*Directions:* Find the string "Quarter" in the records. Copy every line it appears in.

----- Supplied entries

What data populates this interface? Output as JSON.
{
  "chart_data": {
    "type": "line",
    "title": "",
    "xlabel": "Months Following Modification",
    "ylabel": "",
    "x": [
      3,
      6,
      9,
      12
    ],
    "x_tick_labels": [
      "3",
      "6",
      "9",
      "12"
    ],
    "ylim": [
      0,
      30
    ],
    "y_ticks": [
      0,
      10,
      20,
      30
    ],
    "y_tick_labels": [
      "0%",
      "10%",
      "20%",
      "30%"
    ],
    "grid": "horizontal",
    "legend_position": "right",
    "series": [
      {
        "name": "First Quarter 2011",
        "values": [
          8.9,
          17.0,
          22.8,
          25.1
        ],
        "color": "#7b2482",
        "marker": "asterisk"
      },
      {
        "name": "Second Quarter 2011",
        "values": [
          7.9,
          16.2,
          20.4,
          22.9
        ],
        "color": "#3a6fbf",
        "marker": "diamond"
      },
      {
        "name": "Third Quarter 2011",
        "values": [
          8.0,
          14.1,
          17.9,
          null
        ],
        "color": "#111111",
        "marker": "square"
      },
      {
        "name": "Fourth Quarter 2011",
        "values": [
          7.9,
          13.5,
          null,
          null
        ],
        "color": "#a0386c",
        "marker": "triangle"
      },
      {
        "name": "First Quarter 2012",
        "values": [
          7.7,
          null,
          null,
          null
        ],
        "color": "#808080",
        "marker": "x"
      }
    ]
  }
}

----------

*Problem solution:*
        "name": "First Quarter 2011",
        "name": "Second Quarter 2011",
        "name": "Third Quarter 2011",
        "name": "Fourth Quarter 2011",
        "name": "First Quarter 2012",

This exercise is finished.